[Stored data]
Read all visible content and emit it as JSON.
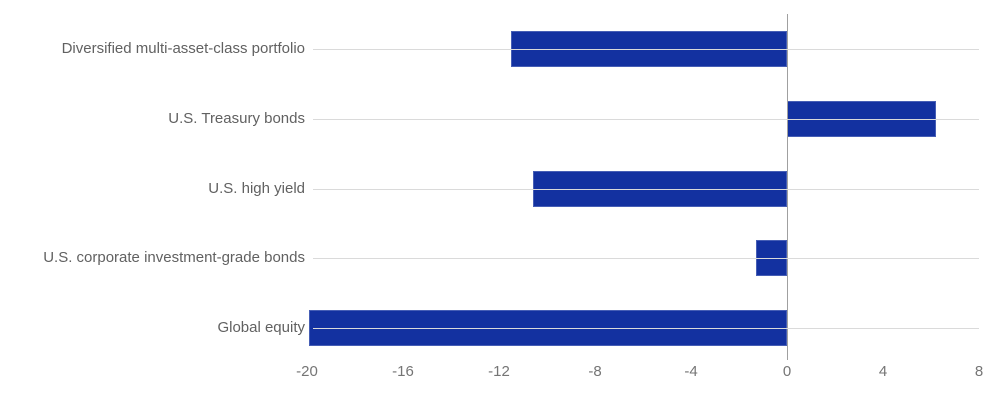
{
  "chart_data": {
    "type": "bar",
    "orientation": "horizontal",
    "title": "",
    "categories": [
      "Diversified multi-asset-class portfolio",
      "U.S. Treasury bonds",
      "U.S. high yield",
      "U.S. corporate investment-grade bonds",
      "Global equity"
    ],
    "values": [
      -11.5,
      6.2,
      -10.6,
      -1.3,
      -19.9
    ],
    "xlim": [
      -20,
      8
    ],
    "xticks": [
      -20,
      -16,
      -12,
      -8,
      -4,
      0,
      4,
      8
    ],
    "xtick_labels": [
      "-20",
      "-16",
      "-12",
      "-8",
      "-4",
      "0",
      "4",
      "8"
    ],
    "grid": true,
    "legend": "none",
    "colors": {
      "bar": "#1331a0",
      "gridline": "#dadada",
      "zero_line": "#a0a0a0",
      "category_label": "#616161",
      "tick_label": "#757575",
      "background": "#ffffff"
    }
  }
}
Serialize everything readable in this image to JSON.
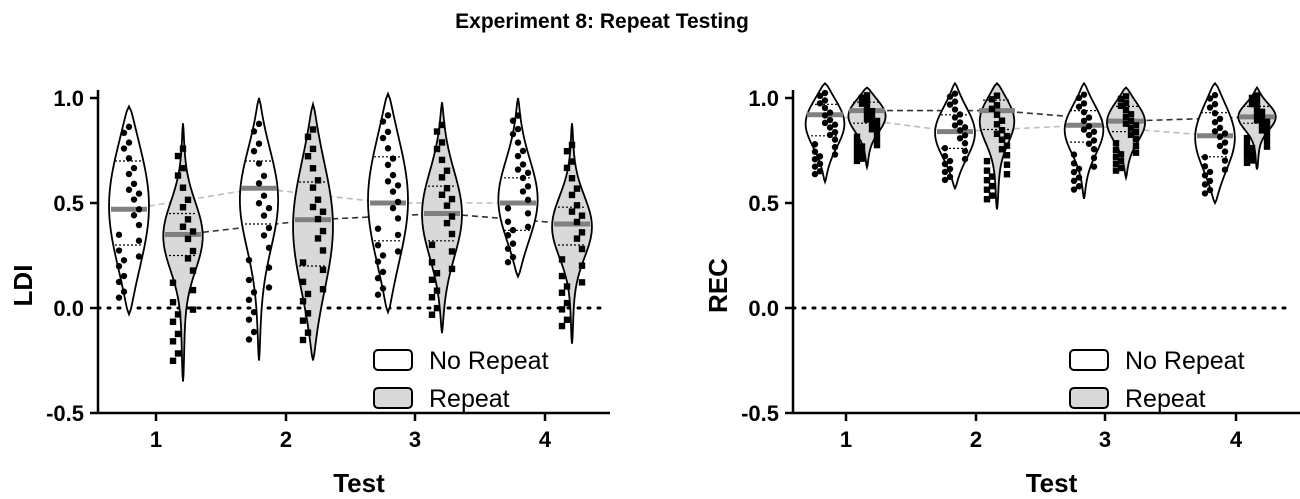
{
  "figure_title": "Experiment 8: Repeat Testing",
  "colors": {
    "no_repeat_fill": "#ffffff",
    "repeat_fill": "#d9d9d9",
    "median_line": "#808080",
    "outline": "#000000"
  },
  "chart_data": [
    {
      "type": "violin",
      "ylabel": "LDI",
      "xlabel": "Test",
      "ylim": [
        -0.5,
        1.0
      ],
      "yticks": [
        "1.0",
        "0.5",
        "0.0",
        "-0.5"
      ],
      "categories": [
        "1",
        "2",
        "3",
        "4"
      ],
      "reference_line": 0.0,
      "legend": [
        "No Repeat",
        "Repeat"
      ],
      "series": [
        {
          "name": "No Repeat",
          "min": [
            -0.03,
            -0.25,
            -0.02,
            0.15
          ],
          "max": [
            0.96,
            1.0,
            1.02,
            1.0
          ],
          "median": [
            0.47,
            0.57,
            0.5,
            0.5
          ],
          "q1": [
            0.3,
            0.4,
            0.32,
            0.37
          ],
          "q3": [
            0.7,
            0.7,
            0.72,
            0.62
          ]
        },
        {
          "name": "Repeat",
          "min": [
            -0.35,
            -0.25,
            -0.12,
            -0.17
          ],
          "max": [
            0.88,
            0.97,
            0.98,
            0.88
          ],
          "median": [
            0.35,
            0.42,
            0.45,
            0.4
          ],
          "q1": [
            0.25,
            0.2,
            0.32,
            0.3
          ],
          "q3": [
            0.45,
            0.6,
            0.58,
            0.48
          ]
        }
      ]
    },
    {
      "type": "violin",
      "ylabel": "REC",
      "xlabel": "Test",
      "ylim": [
        -0.5,
        1.0
      ],
      "yticks": [
        "1.0",
        "0.5",
        "0.0",
        "-0.5"
      ],
      "categories": [
        "1",
        "2",
        "3",
        "4"
      ],
      "reference_line": 0.0,
      "legend": [
        "No Repeat",
        "Repeat"
      ],
      "series": [
        {
          "name": "No Repeat",
          "min": [
            0.6,
            0.57,
            0.52,
            0.5
          ],
          "max": [
            1.07,
            1.07,
            1.07,
            1.07
          ],
          "median": [
            0.92,
            0.84,
            0.87,
            0.82
          ],
          "q1": [
            0.82,
            0.76,
            0.79,
            0.72
          ],
          "q3": [
            0.97,
            0.92,
            0.94,
            0.93
          ]
        },
        {
          "name": "Repeat",
          "min": [
            0.67,
            0.47,
            0.62,
            0.66
          ],
          "max": [
            1.05,
            1.07,
            1.05,
            1.05
          ],
          "median": [
            0.94,
            0.94,
            0.89,
            0.91
          ],
          "q1": [
            0.88,
            0.85,
            0.84,
            0.88
          ],
          "q3": [
            0.98,
            0.99,
            0.96,
            0.96
          ]
        }
      ]
    }
  ]
}
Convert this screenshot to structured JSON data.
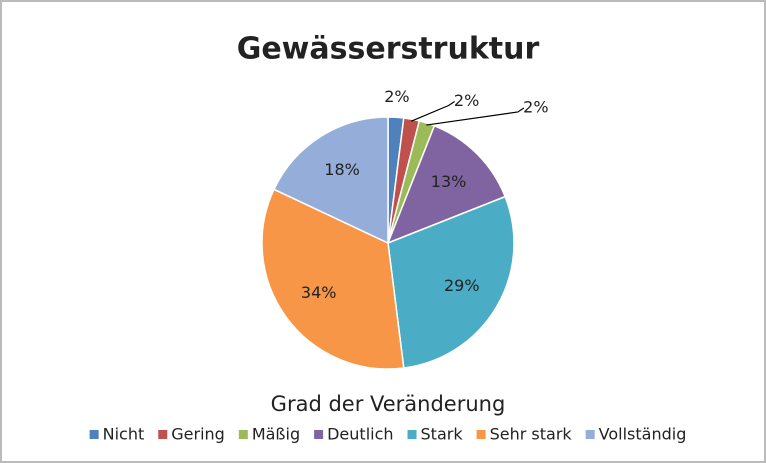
{
  "chart_data": {
    "type": "pie",
    "title": "Gewässerstruktur",
    "legend_title": "Grad der Veränderung",
    "categories": [
      "Nicht",
      "Gering",
      "Mäßig",
      "Deutlich",
      "Stark",
      "Sehr stark",
      "Vollständig"
    ],
    "values": [
      2,
      2,
      2,
      13,
      29,
      34,
      18
    ],
    "value_labels": [
      "2%",
      "2%",
      "2%",
      "13%",
      "29%",
      "34%",
      "18%"
    ],
    "colors": [
      "#4f81bd",
      "#c0504d",
      "#9bbb59",
      "#8064a2",
      "#4bacc6",
      "#f79646",
      "#95add9"
    ],
    "legend": "bottom"
  }
}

_What the task asks_
Only the lines from the one containing "Convert this screenshot" through the last line of the entries above belong in the copy; reproduce them exactly and drop every picture.

_Answer for this exercise_
Convert this screenshot to structured JSON data.
{
  "chart_data": {
    "type": "pie",
    "title": "Gewässerstruktur",
    "legend_title": "Grad der Veränderung",
    "categories": [
      "Nicht",
      "Gering",
      "Mäßig",
      "Deutlich",
      "Stark",
      "Sehr stark",
      "Vollständig"
    ],
    "values": [
      2,
      2,
      2,
      13,
      29,
      34,
      18
    ],
    "value_labels": [
      "2%",
      "2%",
      "2%",
      "13%",
      "29%",
      "34%",
      "18%"
    ],
    "colors": [
      "#4f81bd",
      "#c0504d",
      "#9bbb59",
      "#8064a2",
      "#4bacc6",
      "#f79646",
      "#95add9"
    ],
    "legend": "bottom"
  }
}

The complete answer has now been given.